- _Supplied entries_:
──────────────────────────────

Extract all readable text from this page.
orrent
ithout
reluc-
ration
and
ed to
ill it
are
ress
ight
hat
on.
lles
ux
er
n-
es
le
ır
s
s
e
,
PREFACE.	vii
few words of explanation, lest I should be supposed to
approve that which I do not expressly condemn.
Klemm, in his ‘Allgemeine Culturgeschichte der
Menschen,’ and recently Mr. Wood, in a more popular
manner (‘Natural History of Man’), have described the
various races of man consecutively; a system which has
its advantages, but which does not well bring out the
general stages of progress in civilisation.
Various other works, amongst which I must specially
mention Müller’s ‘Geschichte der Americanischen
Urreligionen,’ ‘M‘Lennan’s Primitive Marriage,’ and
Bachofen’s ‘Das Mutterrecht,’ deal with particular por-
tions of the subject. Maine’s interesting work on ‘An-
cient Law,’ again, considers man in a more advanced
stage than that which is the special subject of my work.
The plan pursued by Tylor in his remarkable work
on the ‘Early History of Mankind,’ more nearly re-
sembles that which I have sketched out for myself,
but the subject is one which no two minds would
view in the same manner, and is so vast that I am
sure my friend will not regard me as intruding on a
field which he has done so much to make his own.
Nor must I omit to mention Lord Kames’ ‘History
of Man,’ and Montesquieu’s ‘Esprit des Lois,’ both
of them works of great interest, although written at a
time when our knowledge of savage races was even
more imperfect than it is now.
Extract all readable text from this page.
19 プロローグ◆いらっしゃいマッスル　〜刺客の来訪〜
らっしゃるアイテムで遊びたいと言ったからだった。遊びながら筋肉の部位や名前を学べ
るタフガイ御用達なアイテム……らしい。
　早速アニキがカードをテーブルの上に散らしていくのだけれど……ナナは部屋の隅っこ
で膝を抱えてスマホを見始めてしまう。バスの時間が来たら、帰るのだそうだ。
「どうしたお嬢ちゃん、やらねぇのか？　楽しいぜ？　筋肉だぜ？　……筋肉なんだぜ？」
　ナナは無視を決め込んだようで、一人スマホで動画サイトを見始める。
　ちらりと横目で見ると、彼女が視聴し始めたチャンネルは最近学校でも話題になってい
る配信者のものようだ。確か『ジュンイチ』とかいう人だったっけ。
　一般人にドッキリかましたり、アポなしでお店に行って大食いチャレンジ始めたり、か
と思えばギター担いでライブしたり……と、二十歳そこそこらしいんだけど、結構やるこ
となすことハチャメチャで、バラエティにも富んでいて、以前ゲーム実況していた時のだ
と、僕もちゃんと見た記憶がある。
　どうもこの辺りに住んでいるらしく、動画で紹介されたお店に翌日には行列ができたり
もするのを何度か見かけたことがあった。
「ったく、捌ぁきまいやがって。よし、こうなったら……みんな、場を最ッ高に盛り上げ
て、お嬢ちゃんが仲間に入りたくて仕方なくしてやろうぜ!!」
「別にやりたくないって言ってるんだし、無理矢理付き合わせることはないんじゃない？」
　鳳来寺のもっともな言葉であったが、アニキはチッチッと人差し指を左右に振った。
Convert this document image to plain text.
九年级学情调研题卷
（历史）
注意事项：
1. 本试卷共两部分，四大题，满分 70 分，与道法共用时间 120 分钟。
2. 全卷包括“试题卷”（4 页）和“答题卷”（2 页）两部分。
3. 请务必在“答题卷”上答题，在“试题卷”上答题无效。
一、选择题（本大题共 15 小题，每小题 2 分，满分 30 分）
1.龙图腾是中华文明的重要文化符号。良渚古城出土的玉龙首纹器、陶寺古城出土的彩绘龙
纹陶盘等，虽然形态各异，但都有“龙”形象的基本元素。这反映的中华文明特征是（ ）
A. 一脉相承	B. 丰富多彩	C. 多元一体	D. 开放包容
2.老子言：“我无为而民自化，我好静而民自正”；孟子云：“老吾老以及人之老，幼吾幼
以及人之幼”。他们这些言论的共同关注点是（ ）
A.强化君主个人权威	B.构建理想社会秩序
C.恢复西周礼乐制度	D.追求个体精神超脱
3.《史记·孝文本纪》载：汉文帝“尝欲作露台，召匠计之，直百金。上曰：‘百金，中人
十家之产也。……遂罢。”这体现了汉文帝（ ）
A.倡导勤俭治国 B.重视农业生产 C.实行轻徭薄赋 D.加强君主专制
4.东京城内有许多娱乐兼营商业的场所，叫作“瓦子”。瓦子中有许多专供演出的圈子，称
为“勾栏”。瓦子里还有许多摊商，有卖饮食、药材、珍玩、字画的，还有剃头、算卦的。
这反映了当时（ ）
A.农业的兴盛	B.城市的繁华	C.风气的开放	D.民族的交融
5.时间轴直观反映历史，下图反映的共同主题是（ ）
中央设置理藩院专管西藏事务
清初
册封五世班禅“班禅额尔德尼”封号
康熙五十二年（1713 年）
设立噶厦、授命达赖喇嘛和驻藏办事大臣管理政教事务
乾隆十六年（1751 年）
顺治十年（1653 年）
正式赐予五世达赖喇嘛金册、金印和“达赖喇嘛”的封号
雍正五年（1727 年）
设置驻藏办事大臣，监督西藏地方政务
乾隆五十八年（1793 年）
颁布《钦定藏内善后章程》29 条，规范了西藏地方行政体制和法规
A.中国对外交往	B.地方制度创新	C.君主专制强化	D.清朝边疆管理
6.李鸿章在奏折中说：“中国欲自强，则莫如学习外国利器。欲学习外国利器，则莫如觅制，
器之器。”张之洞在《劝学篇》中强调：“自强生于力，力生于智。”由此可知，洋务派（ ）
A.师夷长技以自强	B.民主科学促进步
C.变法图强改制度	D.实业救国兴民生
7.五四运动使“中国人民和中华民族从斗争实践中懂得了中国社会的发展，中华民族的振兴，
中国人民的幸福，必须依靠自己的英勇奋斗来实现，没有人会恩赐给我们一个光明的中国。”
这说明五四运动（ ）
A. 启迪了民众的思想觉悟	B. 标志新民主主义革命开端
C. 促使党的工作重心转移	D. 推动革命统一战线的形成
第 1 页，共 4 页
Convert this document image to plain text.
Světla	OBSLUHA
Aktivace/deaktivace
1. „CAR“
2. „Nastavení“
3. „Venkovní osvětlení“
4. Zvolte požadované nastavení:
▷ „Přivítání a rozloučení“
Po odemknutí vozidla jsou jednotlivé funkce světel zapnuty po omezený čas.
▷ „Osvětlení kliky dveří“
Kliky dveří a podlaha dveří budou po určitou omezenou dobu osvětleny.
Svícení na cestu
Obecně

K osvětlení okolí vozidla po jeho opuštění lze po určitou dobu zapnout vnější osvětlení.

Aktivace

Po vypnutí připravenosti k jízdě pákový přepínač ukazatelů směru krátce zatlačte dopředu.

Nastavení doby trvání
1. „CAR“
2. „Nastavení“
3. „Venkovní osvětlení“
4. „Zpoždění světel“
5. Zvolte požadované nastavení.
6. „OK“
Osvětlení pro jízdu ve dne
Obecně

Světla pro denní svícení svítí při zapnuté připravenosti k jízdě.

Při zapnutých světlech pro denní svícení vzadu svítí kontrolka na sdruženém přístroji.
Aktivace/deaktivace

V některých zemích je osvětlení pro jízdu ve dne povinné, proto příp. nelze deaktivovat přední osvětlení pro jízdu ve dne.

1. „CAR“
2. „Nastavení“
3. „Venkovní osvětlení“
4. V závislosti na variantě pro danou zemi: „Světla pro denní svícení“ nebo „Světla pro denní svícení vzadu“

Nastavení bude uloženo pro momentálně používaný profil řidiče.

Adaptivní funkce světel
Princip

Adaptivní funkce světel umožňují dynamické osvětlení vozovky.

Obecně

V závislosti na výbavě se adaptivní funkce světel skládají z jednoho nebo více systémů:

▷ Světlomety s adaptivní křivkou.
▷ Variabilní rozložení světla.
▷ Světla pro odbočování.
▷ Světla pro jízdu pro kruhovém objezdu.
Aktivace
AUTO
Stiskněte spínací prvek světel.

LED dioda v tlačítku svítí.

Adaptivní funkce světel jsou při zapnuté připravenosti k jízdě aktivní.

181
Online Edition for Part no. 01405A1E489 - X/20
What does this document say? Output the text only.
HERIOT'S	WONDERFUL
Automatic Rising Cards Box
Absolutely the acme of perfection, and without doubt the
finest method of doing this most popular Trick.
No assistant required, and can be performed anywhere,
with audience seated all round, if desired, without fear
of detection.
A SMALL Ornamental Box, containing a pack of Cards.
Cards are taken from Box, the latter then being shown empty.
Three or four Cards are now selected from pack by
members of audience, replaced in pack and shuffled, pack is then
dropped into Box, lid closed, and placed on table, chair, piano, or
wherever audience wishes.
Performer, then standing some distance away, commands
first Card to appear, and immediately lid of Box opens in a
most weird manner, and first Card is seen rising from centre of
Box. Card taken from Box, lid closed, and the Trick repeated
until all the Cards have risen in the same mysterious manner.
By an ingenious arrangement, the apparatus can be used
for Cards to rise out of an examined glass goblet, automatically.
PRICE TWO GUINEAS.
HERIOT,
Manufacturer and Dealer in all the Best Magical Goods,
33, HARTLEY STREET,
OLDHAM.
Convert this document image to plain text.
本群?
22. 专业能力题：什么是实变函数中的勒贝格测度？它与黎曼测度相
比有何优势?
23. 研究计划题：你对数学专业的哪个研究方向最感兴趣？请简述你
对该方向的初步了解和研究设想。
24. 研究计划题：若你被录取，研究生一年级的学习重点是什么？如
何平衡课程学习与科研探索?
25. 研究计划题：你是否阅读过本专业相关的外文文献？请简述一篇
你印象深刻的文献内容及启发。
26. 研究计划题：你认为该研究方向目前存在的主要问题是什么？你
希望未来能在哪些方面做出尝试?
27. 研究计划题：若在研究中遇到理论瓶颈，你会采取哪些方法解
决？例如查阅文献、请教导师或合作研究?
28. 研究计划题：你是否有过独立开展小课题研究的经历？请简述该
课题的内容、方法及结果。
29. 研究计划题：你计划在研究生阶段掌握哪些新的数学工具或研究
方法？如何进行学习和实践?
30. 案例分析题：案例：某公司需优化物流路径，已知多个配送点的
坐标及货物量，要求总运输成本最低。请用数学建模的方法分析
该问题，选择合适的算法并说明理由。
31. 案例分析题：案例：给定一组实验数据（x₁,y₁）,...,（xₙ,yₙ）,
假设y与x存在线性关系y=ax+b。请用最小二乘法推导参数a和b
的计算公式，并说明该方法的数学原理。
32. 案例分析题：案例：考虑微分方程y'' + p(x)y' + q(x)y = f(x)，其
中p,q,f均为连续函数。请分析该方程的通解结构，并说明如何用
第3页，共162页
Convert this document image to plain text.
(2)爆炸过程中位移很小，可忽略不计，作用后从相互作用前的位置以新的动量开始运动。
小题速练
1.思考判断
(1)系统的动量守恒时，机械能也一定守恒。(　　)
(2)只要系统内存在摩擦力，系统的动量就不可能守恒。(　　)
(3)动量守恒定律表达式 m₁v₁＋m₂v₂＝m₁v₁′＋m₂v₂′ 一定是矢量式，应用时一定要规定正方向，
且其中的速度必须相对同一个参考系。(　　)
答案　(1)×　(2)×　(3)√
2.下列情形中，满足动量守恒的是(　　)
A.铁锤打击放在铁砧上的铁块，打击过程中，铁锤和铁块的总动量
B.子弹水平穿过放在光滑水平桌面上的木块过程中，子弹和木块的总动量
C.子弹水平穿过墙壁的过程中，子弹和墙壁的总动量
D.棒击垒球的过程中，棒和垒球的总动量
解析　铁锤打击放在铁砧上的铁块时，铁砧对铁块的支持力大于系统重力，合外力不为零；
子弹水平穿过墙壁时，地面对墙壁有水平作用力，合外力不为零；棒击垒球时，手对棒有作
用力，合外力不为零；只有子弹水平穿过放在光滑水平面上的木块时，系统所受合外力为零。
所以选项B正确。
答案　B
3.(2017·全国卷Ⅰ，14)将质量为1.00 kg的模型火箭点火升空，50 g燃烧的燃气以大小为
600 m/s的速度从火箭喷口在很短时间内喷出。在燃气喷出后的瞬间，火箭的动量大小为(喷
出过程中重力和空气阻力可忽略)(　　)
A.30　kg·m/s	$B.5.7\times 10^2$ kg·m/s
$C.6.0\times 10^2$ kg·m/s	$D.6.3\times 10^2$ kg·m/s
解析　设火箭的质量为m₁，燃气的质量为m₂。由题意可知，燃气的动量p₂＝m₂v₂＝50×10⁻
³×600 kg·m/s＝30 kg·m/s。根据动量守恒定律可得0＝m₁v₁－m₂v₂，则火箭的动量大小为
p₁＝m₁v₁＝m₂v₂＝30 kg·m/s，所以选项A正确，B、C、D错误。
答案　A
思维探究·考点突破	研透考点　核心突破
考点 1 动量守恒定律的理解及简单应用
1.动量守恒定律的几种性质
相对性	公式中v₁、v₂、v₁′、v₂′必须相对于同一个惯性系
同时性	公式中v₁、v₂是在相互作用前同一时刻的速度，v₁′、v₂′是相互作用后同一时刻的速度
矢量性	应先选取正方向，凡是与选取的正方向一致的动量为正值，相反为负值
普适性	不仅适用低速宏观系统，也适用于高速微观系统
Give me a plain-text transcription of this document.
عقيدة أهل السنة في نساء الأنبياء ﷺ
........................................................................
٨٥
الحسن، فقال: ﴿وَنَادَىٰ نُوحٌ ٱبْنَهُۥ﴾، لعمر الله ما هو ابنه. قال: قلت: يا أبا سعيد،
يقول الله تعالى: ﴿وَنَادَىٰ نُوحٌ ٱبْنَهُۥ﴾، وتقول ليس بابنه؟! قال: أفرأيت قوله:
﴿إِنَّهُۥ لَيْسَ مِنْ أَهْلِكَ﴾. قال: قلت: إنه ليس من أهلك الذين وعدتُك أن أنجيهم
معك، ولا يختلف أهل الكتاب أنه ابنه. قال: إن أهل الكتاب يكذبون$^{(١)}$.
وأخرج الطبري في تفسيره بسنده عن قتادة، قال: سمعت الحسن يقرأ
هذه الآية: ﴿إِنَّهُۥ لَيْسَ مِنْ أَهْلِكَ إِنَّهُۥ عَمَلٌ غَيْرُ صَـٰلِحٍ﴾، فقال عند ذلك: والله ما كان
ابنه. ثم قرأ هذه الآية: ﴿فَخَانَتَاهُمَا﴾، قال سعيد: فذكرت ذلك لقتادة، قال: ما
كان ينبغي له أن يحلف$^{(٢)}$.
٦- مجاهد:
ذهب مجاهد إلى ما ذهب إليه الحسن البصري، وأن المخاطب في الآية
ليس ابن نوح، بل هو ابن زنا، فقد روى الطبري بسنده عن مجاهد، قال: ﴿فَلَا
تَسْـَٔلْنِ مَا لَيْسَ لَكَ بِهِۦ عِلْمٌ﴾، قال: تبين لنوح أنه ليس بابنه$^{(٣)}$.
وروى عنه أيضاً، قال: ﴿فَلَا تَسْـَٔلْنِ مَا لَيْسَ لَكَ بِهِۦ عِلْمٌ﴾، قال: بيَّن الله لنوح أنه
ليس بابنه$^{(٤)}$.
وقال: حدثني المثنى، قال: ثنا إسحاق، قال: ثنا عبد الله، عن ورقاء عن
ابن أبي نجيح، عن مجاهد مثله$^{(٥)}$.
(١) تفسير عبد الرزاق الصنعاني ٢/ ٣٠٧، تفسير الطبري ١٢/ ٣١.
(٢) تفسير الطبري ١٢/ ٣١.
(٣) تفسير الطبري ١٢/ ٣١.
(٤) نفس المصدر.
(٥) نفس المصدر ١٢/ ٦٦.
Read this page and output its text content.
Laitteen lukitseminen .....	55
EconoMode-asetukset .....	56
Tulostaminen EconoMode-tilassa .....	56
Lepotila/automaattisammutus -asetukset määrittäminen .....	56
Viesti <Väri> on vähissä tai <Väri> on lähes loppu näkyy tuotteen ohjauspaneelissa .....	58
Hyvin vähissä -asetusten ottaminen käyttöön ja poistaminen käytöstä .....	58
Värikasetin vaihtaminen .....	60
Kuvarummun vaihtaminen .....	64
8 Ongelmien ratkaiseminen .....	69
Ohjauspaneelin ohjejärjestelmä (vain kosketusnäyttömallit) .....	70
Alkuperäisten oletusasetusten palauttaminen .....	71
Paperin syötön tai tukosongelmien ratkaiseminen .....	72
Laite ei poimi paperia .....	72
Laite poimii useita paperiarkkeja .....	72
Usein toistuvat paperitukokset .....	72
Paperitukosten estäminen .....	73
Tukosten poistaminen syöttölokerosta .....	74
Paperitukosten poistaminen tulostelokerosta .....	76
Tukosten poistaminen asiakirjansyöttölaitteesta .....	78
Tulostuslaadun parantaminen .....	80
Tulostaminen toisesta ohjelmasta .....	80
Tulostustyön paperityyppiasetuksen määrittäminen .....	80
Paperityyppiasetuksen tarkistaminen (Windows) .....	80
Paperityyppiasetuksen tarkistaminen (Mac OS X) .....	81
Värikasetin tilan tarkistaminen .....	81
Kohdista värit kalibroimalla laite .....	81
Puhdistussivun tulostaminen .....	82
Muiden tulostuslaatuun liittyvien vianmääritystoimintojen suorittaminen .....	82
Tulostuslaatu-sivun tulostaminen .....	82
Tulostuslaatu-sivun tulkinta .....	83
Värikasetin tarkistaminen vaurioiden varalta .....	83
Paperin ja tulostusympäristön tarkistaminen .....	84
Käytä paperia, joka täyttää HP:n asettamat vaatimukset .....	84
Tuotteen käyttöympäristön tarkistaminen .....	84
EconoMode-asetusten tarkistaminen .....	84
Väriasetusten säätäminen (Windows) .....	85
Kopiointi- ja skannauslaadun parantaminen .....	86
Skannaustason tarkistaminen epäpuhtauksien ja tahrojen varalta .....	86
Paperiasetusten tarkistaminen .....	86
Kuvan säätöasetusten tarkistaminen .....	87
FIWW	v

──────────────────────────────

- _Exercise directions_: State the number of lines that contain the string "Cards", with no other words.

- _Answer below_: 6